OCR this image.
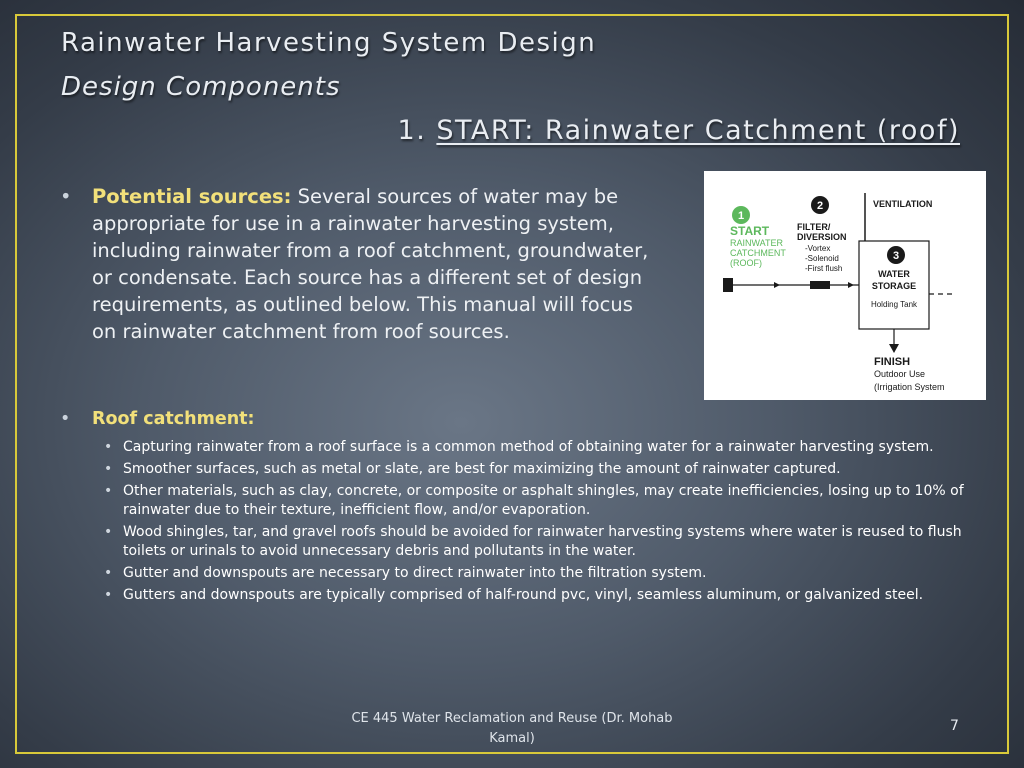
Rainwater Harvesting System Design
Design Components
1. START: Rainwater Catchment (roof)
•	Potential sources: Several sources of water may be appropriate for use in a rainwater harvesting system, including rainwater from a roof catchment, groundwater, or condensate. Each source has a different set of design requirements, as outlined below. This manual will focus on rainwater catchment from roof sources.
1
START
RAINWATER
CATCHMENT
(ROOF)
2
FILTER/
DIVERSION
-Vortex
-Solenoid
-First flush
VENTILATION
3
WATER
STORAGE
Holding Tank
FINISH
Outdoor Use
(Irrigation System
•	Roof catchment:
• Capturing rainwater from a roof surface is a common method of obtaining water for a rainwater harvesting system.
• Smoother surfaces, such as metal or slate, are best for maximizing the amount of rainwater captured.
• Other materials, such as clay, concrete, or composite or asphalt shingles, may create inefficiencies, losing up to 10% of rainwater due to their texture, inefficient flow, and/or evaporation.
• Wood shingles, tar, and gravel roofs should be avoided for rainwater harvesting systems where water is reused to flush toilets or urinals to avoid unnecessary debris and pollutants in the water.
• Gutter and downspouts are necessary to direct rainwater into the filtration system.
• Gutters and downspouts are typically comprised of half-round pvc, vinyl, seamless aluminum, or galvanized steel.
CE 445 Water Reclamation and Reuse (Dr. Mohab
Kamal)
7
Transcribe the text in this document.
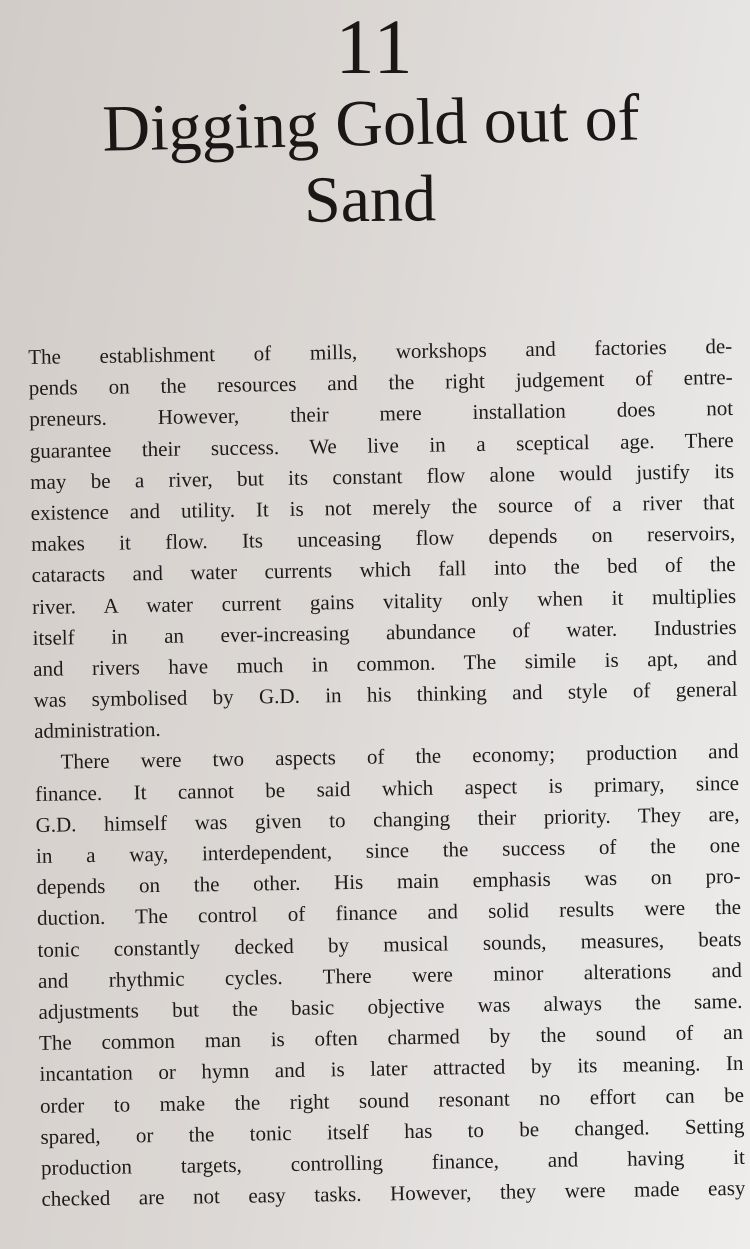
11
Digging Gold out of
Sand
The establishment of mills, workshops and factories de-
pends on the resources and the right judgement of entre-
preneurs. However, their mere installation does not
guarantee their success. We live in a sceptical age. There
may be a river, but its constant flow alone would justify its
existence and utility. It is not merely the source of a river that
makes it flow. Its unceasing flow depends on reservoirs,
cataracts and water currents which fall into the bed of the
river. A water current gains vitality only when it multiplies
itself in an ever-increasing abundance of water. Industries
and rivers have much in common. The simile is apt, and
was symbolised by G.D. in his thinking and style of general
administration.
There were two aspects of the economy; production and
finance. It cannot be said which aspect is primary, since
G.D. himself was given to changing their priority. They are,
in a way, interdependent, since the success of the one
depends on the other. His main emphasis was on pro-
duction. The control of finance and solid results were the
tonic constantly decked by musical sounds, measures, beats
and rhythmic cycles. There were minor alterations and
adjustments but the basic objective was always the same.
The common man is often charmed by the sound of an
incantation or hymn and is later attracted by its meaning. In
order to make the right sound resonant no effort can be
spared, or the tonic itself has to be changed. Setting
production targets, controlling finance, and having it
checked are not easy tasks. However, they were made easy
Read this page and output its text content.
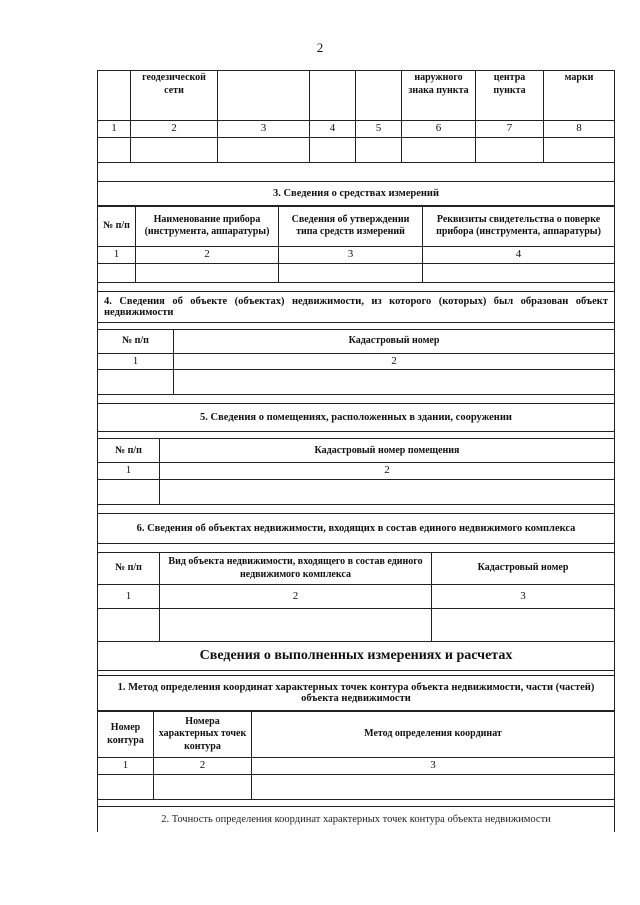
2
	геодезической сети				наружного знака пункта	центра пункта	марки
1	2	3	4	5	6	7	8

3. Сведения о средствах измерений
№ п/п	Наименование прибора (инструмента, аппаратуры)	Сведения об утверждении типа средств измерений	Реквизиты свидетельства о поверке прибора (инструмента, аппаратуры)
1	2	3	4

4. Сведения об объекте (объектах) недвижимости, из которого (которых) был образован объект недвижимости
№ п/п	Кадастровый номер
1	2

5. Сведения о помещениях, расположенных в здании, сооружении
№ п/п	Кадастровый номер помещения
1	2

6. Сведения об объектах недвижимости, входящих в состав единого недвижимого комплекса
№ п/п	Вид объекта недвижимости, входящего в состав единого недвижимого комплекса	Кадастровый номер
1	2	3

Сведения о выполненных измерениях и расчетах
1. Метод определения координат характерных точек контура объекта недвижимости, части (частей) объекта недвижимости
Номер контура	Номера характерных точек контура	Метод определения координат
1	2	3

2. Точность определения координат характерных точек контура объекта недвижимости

WHAT TO DO -
Reproduce every record above exactly, omitting the pictures.

SOLUTION TO THE EXERCISE -
OCR this image.
Rainwater Harvesting System Design
Design Components
1. START: Rainwater Catchment (roof)
•	Potential sources: Several sources of water may be appropriate for use in a rainwater harvesting system, including rainwater from a roof catchment, groundwater, or condensate. Each source has a different set of design requirements, as outlined below. This manual will focus on rainwater catchment from roof sources.
1
START
RAINWATER
CATCHMENT
(ROOF)
2
FILTER/
DIVERSION
-Vortex
-Solenoid
-First flush
VENTILATION
3
WATER
STORAGE
Holding Tank
FINISH
Outdoor Use
(Irrigation System
•	Roof catchment:
• Capturing rainwater from a roof surface is a common method of obtaining water for a rainwater harvesting system.
• Smoother surfaces, such as metal or slate, are best for maximizing the amount of rainwater captured.
• Other materials, such as clay, concrete, or composite or asphalt shingles, may create inefficiencies, losing up to 10% of rainwater due to their texture, inefficient flow, and/or evaporation.
• Wood shingles, tar, and gravel roofs should be avoided for rainwater harvesting systems where water is reused to flush toilets or urinals to avoid unnecessary debris and pollutants in the water.
• Gutter and downspouts are necessary to direct rainwater into the filtration system.
• Gutters and downspouts are typically comprised of half-round pvc, vinyl, seamless aluminum, or galvanized steel.
CE 445 Water Reclamation and Reuse (Dr. Mohab
Kamal)
7
Transcribe the text in this document.
11
Digging Gold out of
Sand
The establishment of mills, workshops and factories de-
pends on the resources and the right judgement of entre-
preneurs. However, their mere installation does not
guarantee their success. We live in a sceptical age. There
may be a river, but its constant flow alone would justify its
existence and utility. It is not merely the source of a river that
makes it flow. Its unceasing flow depends on reservoirs,
cataracts and water currents which fall into the bed of the
river. A water current gains vitality only when it multiplies
itself in an ever-increasing abundance of water. Industries
and rivers have much in common. The simile is apt, and
was symbolised by G.D. in his thinking and style of general
administration.
There were two aspects of the economy; production and
finance. It cannot be said which aspect is primary, since
G.D. himself was given to changing their priority. They are,
in a way, interdependent, since the success of the one
depends on the other. His main emphasis was on pro-
duction. The control of finance and solid results were the
tonic constantly decked by musical sounds, measures, beats
and rhythmic cycles. There were minor alterations and
adjustments but the basic objective was always the same.
The common man is often charmed by the sound of an
incantation or hymn and is later attracted by its meaning. In
order to make the right sound resonant no effort can be
spared, or the tonic itself has to be changed. Setting
production targets, controlling finance, and having it
checked are not easy tasks. However, they were made easy
Read this page and output its text content.
2
	геодезической сети				наружного знака пункта	центра пункта	марки
1	2	3	4	5	6	7	8

3. Сведения о средствах измерений
№ п/п	Наименование прибора (инструмента, аппаратуры)	Сведения об утверждении типа средств измерений	Реквизиты свидетельства о поверке прибора (инструмента, аппаратуры)
1	2	3	4

4. Сведения об объекте (объектах) недвижимости, из которого (которых) был образован объект недвижимости
№ п/п	Кадастровый номер
1	2

5. Сведения о помещениях, расположенных в здании, сооружении
№ п/п	Кадастровый номер помещения
1	2

6. Сведения об объектах недвижимости, входящих в состав единого недвижимого комплекса
№ п/п	Вид объекта недвижимости, входящего в состав единого недвижимого комплекса	Кадастровый номер
1	2	3

Сведения о выполненных измерениях и расчетах
1. Метод определения координат характерных точек контура объекта недвижимости, части (частей) объекта недвижимости
Номер контура	Номера характерных точек контура	Метод определения координат
1	2	3

2. Точность определения координат характерных точек контура объекта недвижимости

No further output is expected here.